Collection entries
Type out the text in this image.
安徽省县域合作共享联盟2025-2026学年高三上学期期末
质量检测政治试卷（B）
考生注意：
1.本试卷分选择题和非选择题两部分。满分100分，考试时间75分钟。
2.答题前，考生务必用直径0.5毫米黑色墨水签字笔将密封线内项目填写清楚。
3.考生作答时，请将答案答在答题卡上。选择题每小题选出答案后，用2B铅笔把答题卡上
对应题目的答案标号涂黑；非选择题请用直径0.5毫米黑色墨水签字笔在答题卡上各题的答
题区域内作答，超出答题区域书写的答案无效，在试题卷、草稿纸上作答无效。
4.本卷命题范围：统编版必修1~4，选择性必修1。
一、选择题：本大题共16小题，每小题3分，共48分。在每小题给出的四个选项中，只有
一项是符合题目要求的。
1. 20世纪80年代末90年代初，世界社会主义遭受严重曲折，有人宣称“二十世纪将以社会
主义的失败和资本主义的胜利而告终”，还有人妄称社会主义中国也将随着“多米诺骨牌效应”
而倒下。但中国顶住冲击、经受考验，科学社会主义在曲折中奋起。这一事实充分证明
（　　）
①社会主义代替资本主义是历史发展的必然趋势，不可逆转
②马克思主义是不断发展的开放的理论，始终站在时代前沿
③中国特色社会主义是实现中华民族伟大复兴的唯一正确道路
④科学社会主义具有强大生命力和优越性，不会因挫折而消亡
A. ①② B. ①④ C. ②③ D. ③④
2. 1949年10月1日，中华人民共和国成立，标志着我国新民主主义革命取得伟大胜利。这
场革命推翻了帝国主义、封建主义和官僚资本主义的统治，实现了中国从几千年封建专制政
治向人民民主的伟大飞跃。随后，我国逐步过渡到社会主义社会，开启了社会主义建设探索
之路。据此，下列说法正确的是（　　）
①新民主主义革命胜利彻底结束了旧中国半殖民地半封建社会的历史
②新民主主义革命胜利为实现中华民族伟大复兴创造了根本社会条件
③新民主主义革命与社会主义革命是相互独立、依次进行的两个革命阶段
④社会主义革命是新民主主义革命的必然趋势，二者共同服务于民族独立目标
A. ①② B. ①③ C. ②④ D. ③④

Instructions for the task:
The entries above must be returned in full, exactly as shown.

Result for this exercise:
Type out the text in this image.
安徽省县域合作共享联盟2025-2026学年高三上学期期末
质量检测政治试卷（B）
考生注意：
1.本试卷分选择题和非选择题两部分。满分100分，考试时间75分钟。
2.答题前，考生务必用直径0.5毫米黑色墨水签字笔将密封线内项目填写清楚。
3.考生作答时，请将答案答在答题卡上。选择题每小题选出答案后，用2B铅笔把答题卡上
对应题目的答案标号涂黑；非选择题请用直径0.5毫米黑色墨水签字笔在答题卡上各题的答
题区域内作答，超出答题区域书写的答案无效，在试题卷、草稿纸上作答无效。
4.本卷命题范围：统编版必修1~4，选择性必修1。
一、选择题：本大题共16小题，每小题3分，共48分。在每小题给出的四个选项中，只有
一项是符合题目要求的。
1. 20世纪80年代末90年代初，世界社会主义遭受严重曲折，有人宣称“二十世纪将以社会
主义的失败和资本主义的胜利而告终”，还有人妄称社会主义中国也将随着“多米诺骨牌效应”
而倒下。但中国顶住冲击、经受考验，科学社会主义在曲折中奋起。这一事实充分证明
（　　）
①社会主义代替资本主义是历史发展的必然趋势，不可逆转
②马克思主义是不断发展的开放的理论，始终站在时代前沿
③中国特色社会主义是实现中华民族伟大复兴的唯一正确道路
④科学社会主义具有强大生命力和优越性，不会因挫折而消亡
A. ①② B. ①④ C. ②③ D. ③④
2. 1949年10月1日，中华人民共和国成立，标志着我国新民主主义革命取得伟大胜利。这
场革命推翻了帝国主义、封建主义和官僚资本主义的统治，实现了中国从几千年封建专制政
治向人民民主的伟大飞跃。随后，我国逐步过渡到社会主义社会，开启了社会主义建设探索
之路。据此，下列说法正确的是（　　）
①新民主主义革命胜利彻底结束了旧中国半殖民地半封建社会的历史
②新民主主义革命胜利为实现中华民族伟大复兴创造了根本社会条件
③新民主主义革命与社会主义革命是相互独立、依次进行的两个革命阶段
④社会主义革命是新民主主义革命的必然趋势，二者共同服务于民族独立目标
A. ①② B. ①③ C. ②④ D. ③④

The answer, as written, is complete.